Written exercise
Below are some entries. Copy each line that holds the string "this".
§
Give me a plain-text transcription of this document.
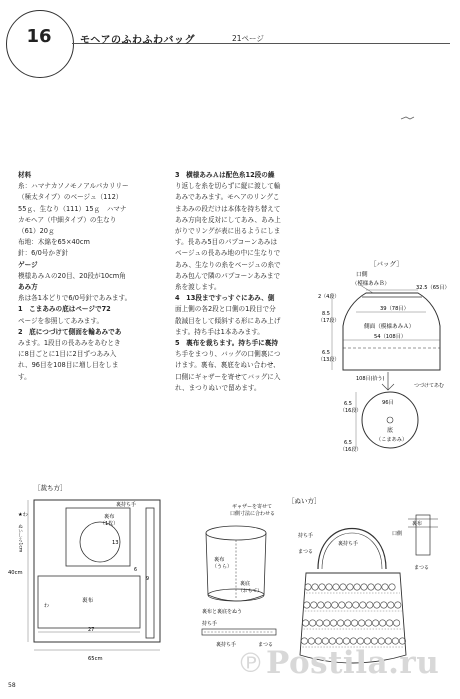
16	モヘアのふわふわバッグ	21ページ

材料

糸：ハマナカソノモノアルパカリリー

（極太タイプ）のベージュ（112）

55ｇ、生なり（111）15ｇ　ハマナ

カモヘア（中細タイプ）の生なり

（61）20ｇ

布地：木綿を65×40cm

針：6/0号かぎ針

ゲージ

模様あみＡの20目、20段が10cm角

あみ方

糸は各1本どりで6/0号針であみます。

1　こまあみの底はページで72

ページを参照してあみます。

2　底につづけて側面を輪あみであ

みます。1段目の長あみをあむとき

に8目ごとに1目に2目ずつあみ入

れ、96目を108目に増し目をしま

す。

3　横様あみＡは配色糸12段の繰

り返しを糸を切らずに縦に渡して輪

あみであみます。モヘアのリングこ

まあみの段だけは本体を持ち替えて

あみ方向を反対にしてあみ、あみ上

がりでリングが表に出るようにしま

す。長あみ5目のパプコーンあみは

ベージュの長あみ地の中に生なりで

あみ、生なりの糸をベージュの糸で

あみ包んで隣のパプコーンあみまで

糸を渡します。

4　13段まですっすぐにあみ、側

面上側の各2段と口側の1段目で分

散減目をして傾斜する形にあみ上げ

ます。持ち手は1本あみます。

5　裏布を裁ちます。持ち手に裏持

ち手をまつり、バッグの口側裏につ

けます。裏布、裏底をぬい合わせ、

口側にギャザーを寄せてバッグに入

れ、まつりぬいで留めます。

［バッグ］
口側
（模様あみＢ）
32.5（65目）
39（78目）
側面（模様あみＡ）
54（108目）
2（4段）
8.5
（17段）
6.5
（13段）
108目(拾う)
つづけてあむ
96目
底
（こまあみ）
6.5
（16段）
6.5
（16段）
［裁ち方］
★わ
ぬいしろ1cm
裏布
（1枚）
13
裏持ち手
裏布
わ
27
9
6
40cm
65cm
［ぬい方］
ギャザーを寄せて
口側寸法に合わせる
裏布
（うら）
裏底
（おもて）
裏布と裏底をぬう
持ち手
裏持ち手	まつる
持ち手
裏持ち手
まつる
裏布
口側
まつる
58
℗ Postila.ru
§
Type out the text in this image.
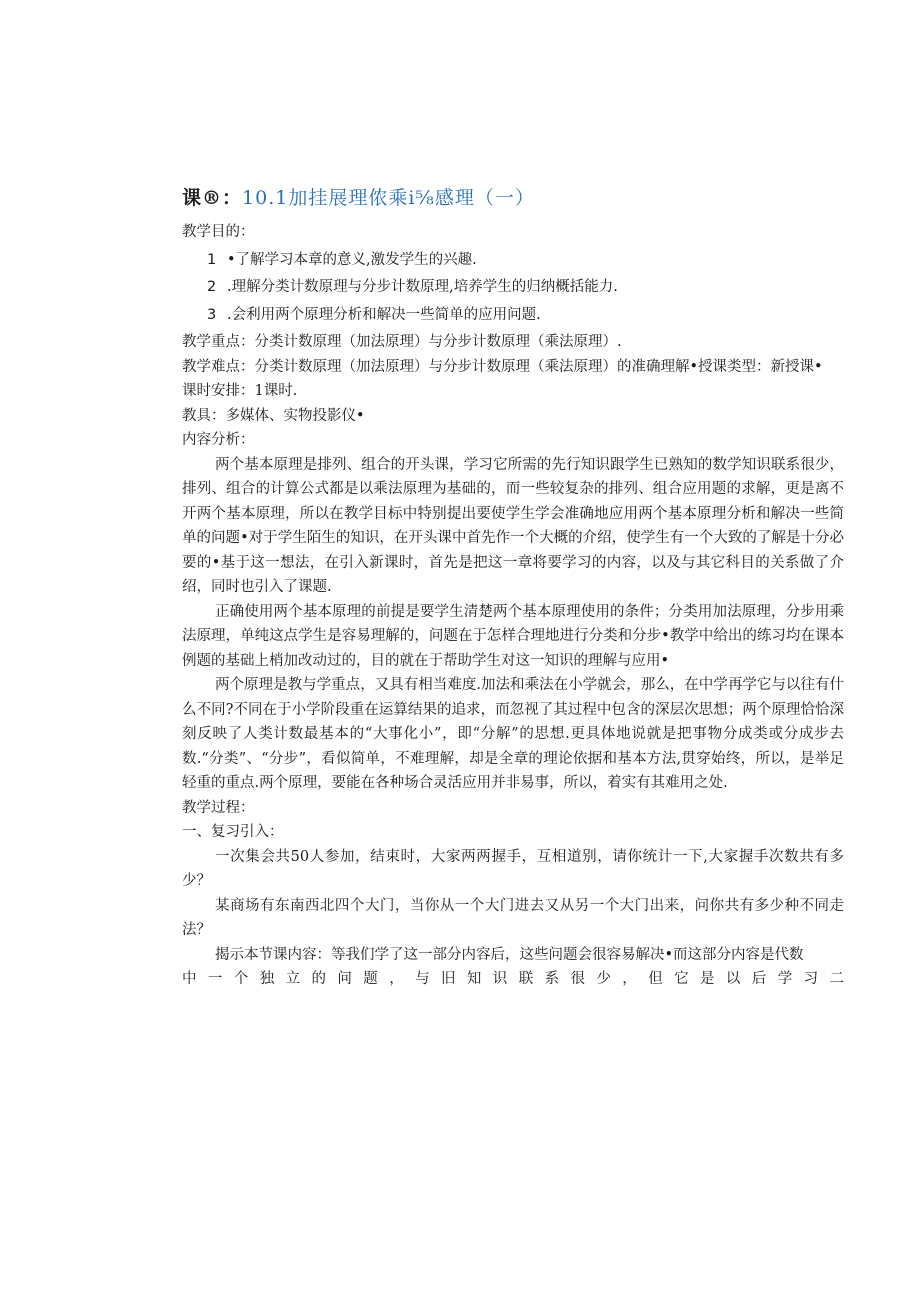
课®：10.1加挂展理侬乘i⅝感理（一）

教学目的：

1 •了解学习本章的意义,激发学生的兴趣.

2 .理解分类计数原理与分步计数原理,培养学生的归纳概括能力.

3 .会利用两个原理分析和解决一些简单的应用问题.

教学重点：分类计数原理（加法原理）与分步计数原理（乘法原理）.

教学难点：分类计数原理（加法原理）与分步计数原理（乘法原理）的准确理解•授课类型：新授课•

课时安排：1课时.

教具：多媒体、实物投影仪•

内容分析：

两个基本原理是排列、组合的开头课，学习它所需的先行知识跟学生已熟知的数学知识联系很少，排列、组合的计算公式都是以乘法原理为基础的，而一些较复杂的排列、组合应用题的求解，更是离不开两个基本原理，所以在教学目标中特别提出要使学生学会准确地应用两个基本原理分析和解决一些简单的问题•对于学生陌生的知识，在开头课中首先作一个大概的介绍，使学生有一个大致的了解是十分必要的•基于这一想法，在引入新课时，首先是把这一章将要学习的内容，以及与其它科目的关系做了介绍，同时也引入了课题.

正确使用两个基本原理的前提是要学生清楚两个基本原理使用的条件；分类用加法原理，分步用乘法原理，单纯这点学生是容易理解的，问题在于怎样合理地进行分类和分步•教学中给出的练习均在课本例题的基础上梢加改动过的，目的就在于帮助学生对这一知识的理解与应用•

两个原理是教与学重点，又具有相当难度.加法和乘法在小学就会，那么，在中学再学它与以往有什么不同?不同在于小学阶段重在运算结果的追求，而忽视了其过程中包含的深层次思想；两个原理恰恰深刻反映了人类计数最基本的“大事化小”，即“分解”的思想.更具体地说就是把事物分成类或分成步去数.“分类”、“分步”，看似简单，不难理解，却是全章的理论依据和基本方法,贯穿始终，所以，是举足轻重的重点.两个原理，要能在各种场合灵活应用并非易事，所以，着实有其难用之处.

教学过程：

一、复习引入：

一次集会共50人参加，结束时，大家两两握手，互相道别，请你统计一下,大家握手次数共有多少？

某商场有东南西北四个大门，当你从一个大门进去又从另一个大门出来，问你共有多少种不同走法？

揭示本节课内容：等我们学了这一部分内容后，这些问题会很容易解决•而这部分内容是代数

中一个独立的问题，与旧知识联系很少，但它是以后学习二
§
Answer
Give me a plain-text transcription of this document.
Type out the text in this image.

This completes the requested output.